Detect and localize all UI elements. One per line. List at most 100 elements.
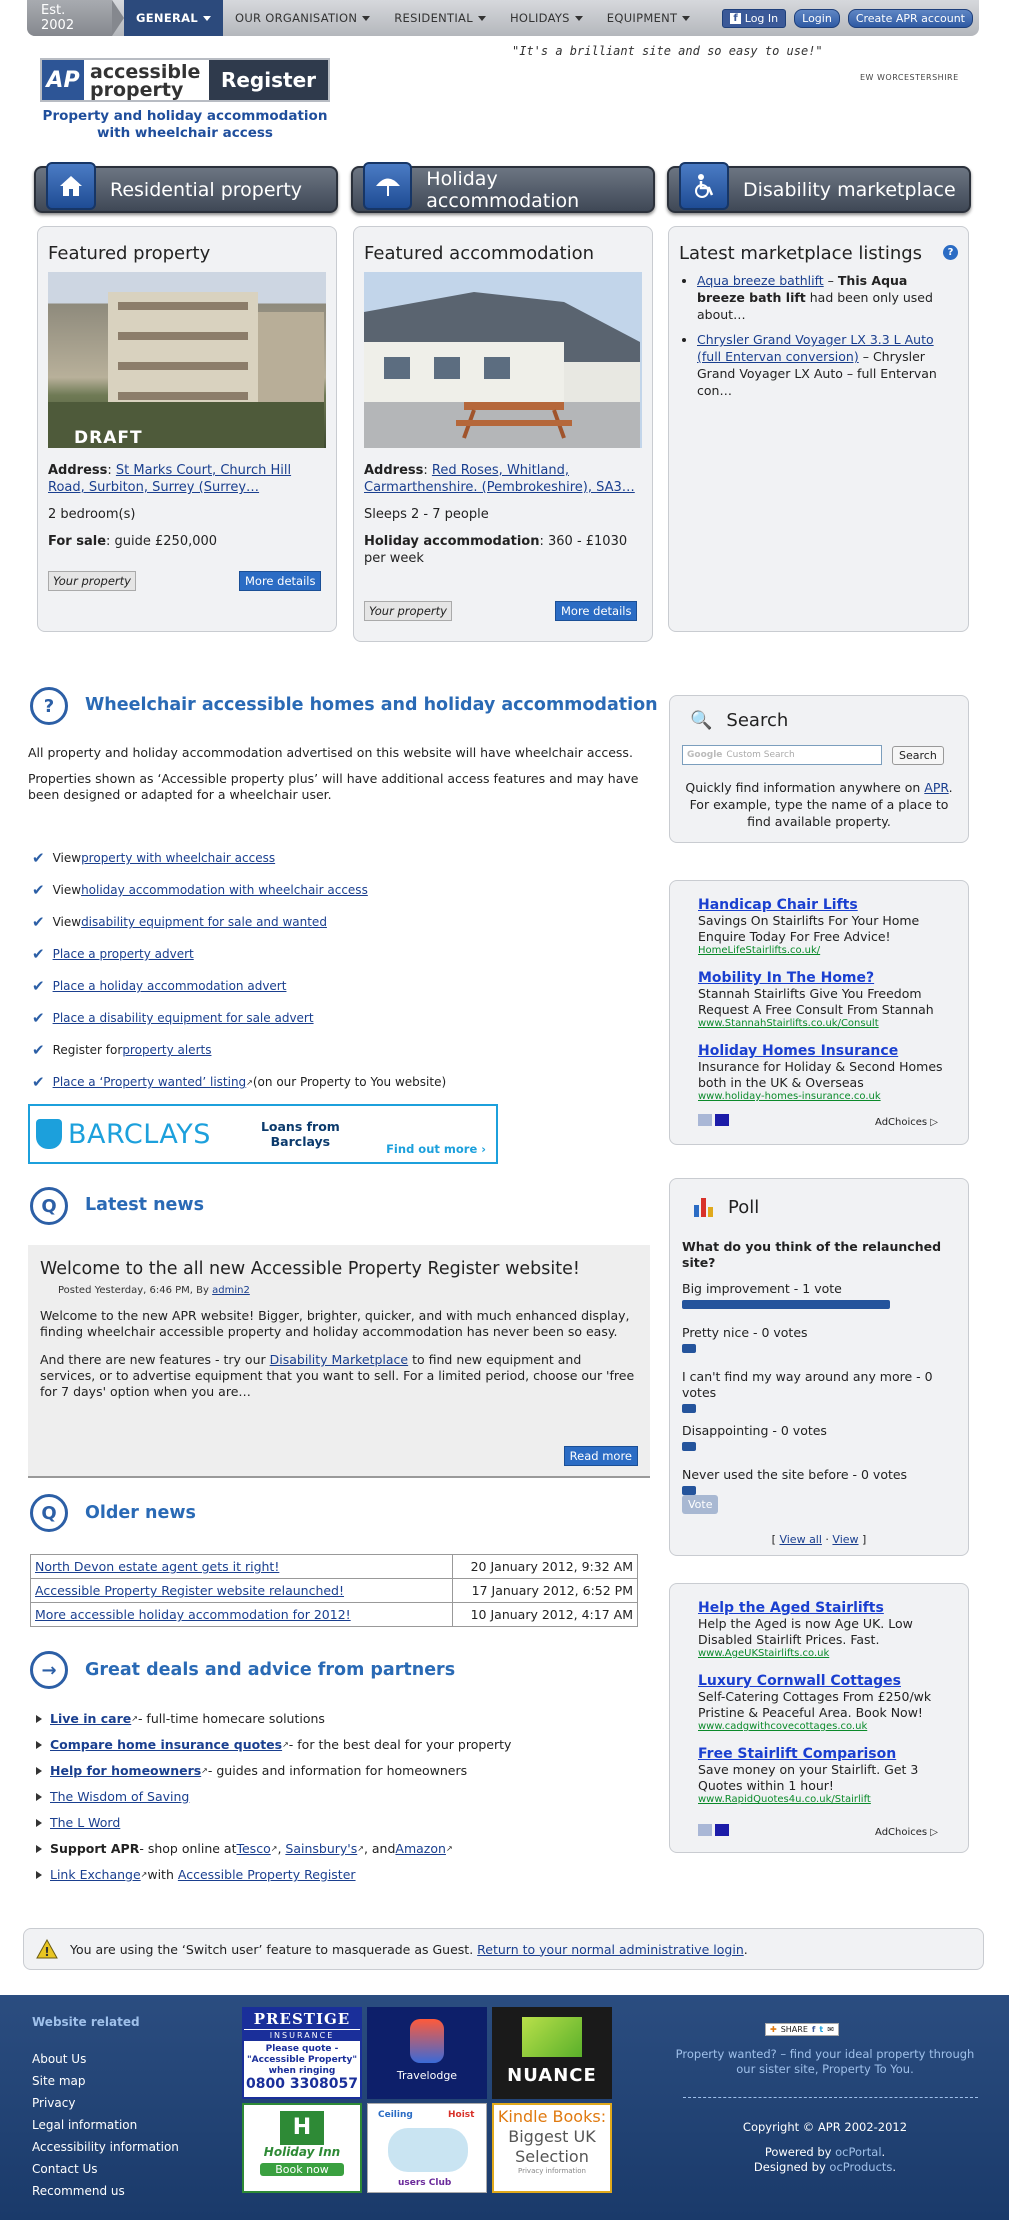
help-icon[interactable]: ? <box>943 245 958 260</box>
check-item-link[interactable]: property alerts <box>122 1043 211 1057</box>
ad-item[interactable]: Mobility In The Home? Stannah Stairlifts … <box>698 970 954 1029</box>
news-author-link[interactable]: admin2 <box>212 1285 250 1296</box>
login-button[interactable]: Login <box>794 8 840 28</box>
news-headline[interactable]: Welcome to the all new Accessible Proper… <box>40 1259 638 1279</box>
barclays-banner[interactable]: BARCLAYS Loans from Barclays Find out mor… <box>28 1104 498 1164</box>
share-button[interactable]: ✚ SHARE f t ✉ <box>765 2023 839 2036</box>
poll-option[interactable]: Never used the site before - 0 votes <box>682 1467 956 1495</box>
deal-link[interactable]: The L Word <box>50 1815 120 1830</box>
adchoices-label[interactable]: AdChoices ▷ <box>875 1827 938 1838</box>
featured-accommodation-image[interactable] <box>364 272 642 448</box>
ocproducts-link[interactable]: ocProducts <box>829 2160 892 2174</box>
search-input[interactable]: Google Custom Search <box>682 745 882 765</box>
check-item: ✔ Register for property alerts <box>32 1041 212 1059</box>
nav-our-organisation[interactable]: OUR ORGANISATION <box>223 0 382 36</box>
ad-item[interactable]: Handicap Chair Lifts Savings On Stairlift… <box>698 897 954 956</box>
svg-text:!: ! <box>44 1945 49 1959</box>
check-item-link[interactable]: Place a disability equipment for sale ad… <box>53 1011 314 1025</box>
create-account-button[interactable]: Create APR account <box>847 8 973 28</box>
deal-link[interactable]: The Wisdom of Saving <box>50 1789 189 1804</box>
bullet-icon <box>36 1818 42 1827</box>
marketplace-item-link[interactable]: Aqua breeze bathlift <box>697 273 824 288</box>
link-exchange-link[interactable]: Link Exchange <box>50 1867 141 1882</box>
ad-item[interactable]: Luxury Cornwall Cottages Self-Catering Co… <box>698 1673 954 1732</box>
check-item-link[interactable]: Place a property advert <box>53 947 194 961</box>
prestige-insurance-ad[interactable]: PRESTIGE INSURANCE Please quote - "Acces… <box>242 2007 362 2099</box>
travelodge-ad[interactable]: Travelodge <box>367 2007 487 2099</box>
holiday-accommodation-button[interactable]: Holiday accommodation <box>351 161 655 213</box>
check-item-link[interactable]: Place a ‘Property wanted’ listing <box>53 1075 247 1089</box>
apr-link[interactable]: APR <box>924 780 948 795</box>
kindle-books-ad[interactable]: Kindle Books: Biggest UK Selection Priva… <box>492 2103 612 2193</box>
adchoices-label[interactable]: AdChoices ▷ <box>875 1117 938 1128</box>
your-property-button[interactable]: Your property <box>48 571 136 591</box>
poll-option[interactable]: Pretty nice - 0 votes <box>682 1325 956 1353</box>
holiday-inn-ad[interactable]: H Holiday Inn Book now <box>242 2103 362 2193</box>
property-wanted-link[interactable]: Property wanted? <box>676 2047 777 2061</box>
poll-option[interactable]: I can't find my way around any more - 0 … <box>682 1369 956 1413</box>
featured-property-image[interactable]: DRAFT <box>48 272 326 448</box>
site-logo[interactable]: AP accessible property Register <box>40 58 330 102</box>
poll-option[interactable]: Big improvement - 1 vote <box>682 1281 956 1309</box>
search-box: 🔍 Search Google Custom Search Search Quick… <box>669 695 969 843</box>
footer-link[interactable]: Recommend us <box>32 2184 125 2198</box>
older-news-link[interactable]: More accessible holiday accommodation fo… <box>35 1607 351 1622</box>
ceiling-hoist-ad[interactable]: Ceiling Hoist users Club <box>367 2103 487 2193</box>
sainsburys-link[interactable]: Sainsbury's <box>285 1841 357 1856</box>
nav-equipment[interactable]: EQUIPMENT <box>595 0 703 36</box>
check-item-link[interactable]: disability equipment for sale and wanted <box>81 915 327 929</box>
barclays-cta[interactable]: Find out more › <box>386 1142 486 1156</box>
residential-property-button[interactable]: Residential property <box>34 161 338 213</box>
ad-item[interactable]: Help the Aged Stairlifts Help the Aged is… <box>698 1600 954 1659</box>
check-item-link[interactable]: property with wheelchair access <box>81 851 275 865</box>
older-news-link[interactable]: North Devon estate agent gets it right! <box>35 1559 279 1574</box>
footer-link[interactable]: Contact Us <box>32 2162 98 2176</box>
ad-item[interactable]: Holiday Homes Insurance Insurance for Hol… <box>698 1043 954 1102</box>
deal-link[interactable]: Help for homeowners <box>50 1763 201 1778</box>
footer-link[interactable]: Privacy <box>32 2096 75 2110</box>
ad-prev-icon[interactable] <box>698 1114 712 1126</box>
deal-link[interactable]: Compare home insurance quotes <box>50 1737 282 1752</box>
vote-button[interactable]: Vote <box>682 1495 719 1514</box>
ocportal-link[interactable]: ocPortal <box>835 2145 881 2159</box>
check-item-link[interactable]: holiday accommodation with wheelchair ac… <box>81 883 368 897</box>
view-link[interactable]: View <box>832 1533 858 1546</box>
ad-prev-icon[interactable] <box>698 1824 712 1836</box>
poll-option-bar <box>682 1344 696 1353</box>
your-property-button[interactable]: Your property <box>364 601 452 621</box>
poll-option[interactable]: Disappointing - 0 votes <box>682 1423 956 1451</box>
ad-next-icon[interactable] <box>715 1824 729 1836</box>
disability-marketplace-button[interactable]: Disability marketplace <box>667 161 971 213</box>
news-icon: Q <box>30 1494 68 1532</box>
ad-item[interactable]: Free Stairlift Comparison Save money on y… <box>698 1746 954 1805</box>
deal-link[interactable]: Live in care <box>50 1711 131 1726</box>
apr-link[interactable]: Accessible Property Register <box>178 1867 356 1882</box>
read-more-button[interactable]: Read more <box>563 1446 638 1466</box>
amazon-link[interactable]: Amazon <box>395 1841 446 1856</box>
more-details-button[interactable]: More details <box>555 601 638 621</box>
older-news-link[interactable]: Accessible Property Register website rel… <box>35 1583 344 1598</box>
bullet-icon <box>36 1714 42 1723</box>
nav-general[interactable]: GENERAL <box>124 0 223 36</box>
news-icon: Q <box>30 1187 68 1225</box>
disability-marketplace-link[interactable]: Disability Marketplace <box>270 1352 409 1367</box>
external-link-icon: ↗ <box>131 1714 138 1723</box>
intro-title: Wheelchair accessible homes and holiday … <box>85 695 658 715</box>
footer-link[interactable]: About Us <box>32 2052 86 2066</box>
search-button[interactable]: Search <box>892 745 944 765</box>
deal-item: Link Exchange ↗ with Accessible Property … <box>36 1867 356 1882</box>
footer-link[interactable]: Legal information <box>32 2118 137 2132</box>
nav-residential[interactable]: RESIDENTIAL <box>382 0 498 36</box>
tesco-link[interactable]: Tesco <box>236 1841 270 1856</box>
footer-link[interactable]: Site map <box>32 2074 86 2088</box>
return-login-link[interactable]: Return to your normal administrative log… <box>477 1942 744 1957</box>
ad-next-icon[interactable] <box>715 1114 729 1126</box>
nav-holidays[interactable]: HOLIDAYS <box>498 0 595 36</box>
nuance-ad[interactable]: NUANCE <box>492 2007 612 2099</box>
check-item-link[interactable]: Place a holiday accommodation advert <box>53 979 287 993</box>
footer-link[interactable]: Accessibility information <box>32 2140 179 2154</box>
more-details-button[interactable]: More details <box>239 571 322 591</box>
view-all-link[interactable]: View all <box>779 1533 821 1546</box>
deals-title: Great deals and advice from partners <box>85 1660 456 1680</box>
facebook-login-button[interactable]: f Log In <box>722 8 787 28</box>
---
- **Work required**
Update all of the records by replacing every "deal-link" with "partner-link" and leaving everything else unchanged. Leave the pictures out of your answer.

- **Answer in full**
Detect and localize all UI elements. One per line. List at most 100 elements.
help-icon[interactable]: ? <box>943 245 958 260</box>
check-item-link[interactable]: property alerts <box>122 1043 211 1057</box>
ad-item[interactable]: Mobility In The Home? Stannah Stairlifts … <box>698 970 954 1029</box>
news-author-link[interactable]: admin2 <box>212 1285 250 1296</box>
login-button[interactable]: Login <box>794 8 840 28</box>
news-headline[interactable]: Welcome to the all new Accessible Proper… <box>40 1259 638 1279</box>
barclays-banner[interactable]: BARCLAYS Loans from Barclays Find out mor… <box>28 1104 498 1164</box>
share-button[interactable]: ✚ SHARE f t ✉ <box>765 2023 839 2036</box>
poll-option[interactable]: Never used the site before - 0 votes <box>682 1467 956 1495</box>
partner-link[interactable]: The L Word <box>50 1815 120 1830</box>
adchoices-label[interactable]: AdChoices ▷ <box>875 1827 938 1838</box>
featured-accommodation-image[interactable] <box>364 272 642 448</box>
ocproducts-link[interactable]: ocProducts <box>829 2160 892 2174</box>
search-input[interactable]: Google Custom Search <box>682 745 882 765</box>
check-item: ✔ Register for property alerts <box>32 1041 212 1059</box>
nav-our-organisation[interactable]: OUR ORGANISATION <box>223 0 382 36</box>
ad-item[interactable]: Handicap Chair Lifts Savings On Stairlift… <box>698 897 954 956</box>
svg-text:!: ! <box>44 1945 49 1959</box>
check-item-link[interactable]: Place a disability equipment for sale ad… <box>53 1011 314 1025</box>
create-account-button[interactable]: Create APR account <box>847 8 973 28</box>
partner-link[interactable]: The Wisdom of Saving <box>50 1789 189 1804</box>
bullet-icon <box>36 1818 42 1827</box>
marketplace-item-link[interactable]: Aqua breeze bathlift <box>697 273 824 288</box>
link-exchange-link[interactable]: Link Exchange <box>50 1867 141 1882</box>
ad-item[interactable]: Luxury Cornwall Cottages Self-Catering Co… <box>698 1673 954 1732</box>
check-item-link[interactable]: Place a property advert <box>53 947 194 961</box>
prestige-insurance-ad[interactable]: PRESTIGE INSURANCE Please quote - "Acces… <box>242 2007 362 2099</box>
travelodge-ad[interactable]: Travelodge <box>367 2007 487 2099</box>
holiday-accommodation-button[interactable]: Holiday accommodation <box>351 161 655 213</box>
check-item-link[interactable]: Place a ‘Property wanted’ listing <box>53 1075 247 1089</box>
apr-link[interactable]: APR <box>924 780 948 795</box>
kindle-books-ad[interactable]: Kindle Books: Biggest UK Selection Priva… <box>492 2103 612 2193</box>
adchoices-label[interactable]: AdChoices ▷ <box>875 1117 938 1128</box>
your-property-button[interactable]: Your property <box>48 571 136 591</box>
poll-option[interactable]: Pretty nice - 0 votes <box>682 1325 956 1353</box>
holiday-inn-ad[interactable]: H Holiday Inn Book now <box>242 2103 362 2193</box>
property-wanted-link[interactable]: Property wanted? <box>676 2047 777 2061</box>
poll-option[interactable]: I can't find my way around any more - 0 … <box>682 1369 956 1413</box>
featured-property-image[interactable]: DRAFT <box>48 272 326 448</box>
site-logo[interactable]: AP accessible property Register <box>40 58 330 102</box>
poll-option[interactable]: Big improvement - 1 vote <box>682 1281 956 1309</box>
search-box: 🔍 Search Google Custom Search Search Quick… <box>669 695 969 843</box>
footer-link[interactable]: Recommend us <box>32 2184 125 2198</box>
older-news-link[interactable]: More accessible holiday accommodation fo… <box>35 1607 351 1622</box>
ceiling-hoist-ad[interactable]: Ceiling Hoist users Club <box>367 2103 487 2193</box>
sainsburys-link[interactable]: Sainsbury's <box>285 1841 357 1856</box>
nav-equipment[interactable]: EQUIPMENT <box>595 0 703 36</box>
check-item-link[interactable]: disability equipment for sale and wanted <box>81 915 327 929</box>
barclays-cta[interactable]: Find out more › <box>386 1142 486 1156</box>
residential-property-button[interactable]: Residential property <box>34 161 338 213</box>
ad-item[interactable]: Help the Aged Stairlifts Help the Aged is… <box>698 1600 954 1659</box>
check-item-link[interactable]: property with wheelchair access <box>81 851 275 865</box>
older-news-link[interactable]: North Devon estate agent gets it right! <box>35 1559 279 1574</box>
footer-link[interactable]: Contact Us <box>32 2162 98 2176</box>
ad-item[interactable]: Holiday Homes Insurance Insurance for Hol… <box>698 1043 954 1102</box>
partner-link[interactable]: Help for homeowners <box>50 1763 201 1778</box>
footer-link[interactable]: Privacy <box>32 2096 75 2110</box>
ad-prev-icon[interactable] <box>698 1114 712 1126</box>
partner-link[interactable]: Compare home insurance quotes <box>50 1737 282 1752</box>
vote-button[interactable]: Vote <box>682 1495 719 1514</box>
ocportal-link[interactable]: ocPortal <box>835 2145 881 2159</box>
check-item-link[interactable]: holiday accommodation with wheelchair ac… <box>81 883 368 897</box>
view-link[interactable]: View <box>832 1533 858 1546</box>
ad-prev-icon[interactable] <box>698 1824 712 1836</box>
poll-option-bar <box>682 1344 696 1353</box>
your-property-button[interactable]: Your property <box>364 601 452 621</box>
poll-option[interactable]: Disappointing - 0 votes <box>682 1423 956 1451</box>
ad-next-icon[interactable] <box>715 1824 729 1836</box>
disability-marketplace-button[interactable]: Disability marketplace <box>667 161 971 213</box>
news-icon: Q <box>30 1494 68 1532</box>
ad-item[interactable]: Free Stairlift Comparison Save money on y… <box>698 1746 954 1805</box>
partner-link[interactable]: Live in care <box>50 1711 131 1726</box>
apr-link[interactable]: Accessible Property Register <box>178 1867 356 1882</box>
read-more-button[interactable]: Read more <box>563 1446 638 1466</box>
amazon-link[interactable]: Amazon <box>395 1841 446 1856</box>
more-details-button[interactable]: More details <box>555 601 638 621</box>
older-news-link[interactable]: Accessible Property Register website rel… <box>35 1583 344 1598</box>
bullet-icon <box>36 1714 42 1723</box>
nav-general[interactable]: GENERAL <box>124 0 223 36</box>
news-icon: Q <box>30 1187 68 1225</box>
disability-marketplace-link[interactable]: Disability Marketplace <box>270 1352 409 1367</box>
external-link-icon: ↗ <box>131 1714 138 1723</box>
intro-title: Wheelchair accessible homes and holiday … <box>85 695 658 715</box>
footer-link[interactable]: About Us <box>32 2052 86 2066</box>
search-button[interactable]: Search <box>892 745 944 765</box>
deal-item: Link Exchange ↗ with Accessible Property … <box>36 1867 356 1882</box>
footer-link[interactable]: Legal information <box>32 2118 137 2132</box>
nav-residential[interactable]: RESIDENTIAL <box>382 0 498 36</box>
tesco-link[interactable]: Tesco <box>236 1841 270 1856</box>
footer-link[interactable]: Site map <box>32 2074 86 2088</box>
return-login-link[interactable]: Return to your normal administrative log… <box>477 1942 744 1957</box>
ad-next-icon[interactable] <box>715 1114 729 1126</box>
nav-holidays[interactable]: HOLIDAYS <box>498 0 595 36</box>
nuance-ad[interactable]: NUANCE <box>492 2007 612 2099</box>
check-item-link[interactable]: Place a holiday accommodation advert <box>53 979 287 993</box>
footer-link[interactable]: Accessibility information <box>32 2140 179 2154</box>
more-details-button[interactable]: More details <box>239 571 322 591</box>
view-all-link[interactable]: View all <box>779 1533 821 1546</box>
deals-title: Great deals and advice from partners <box>85 1660 456 1680</box>
facebook-login-button[interactable]: f Log In <box>722 8 787 28</box>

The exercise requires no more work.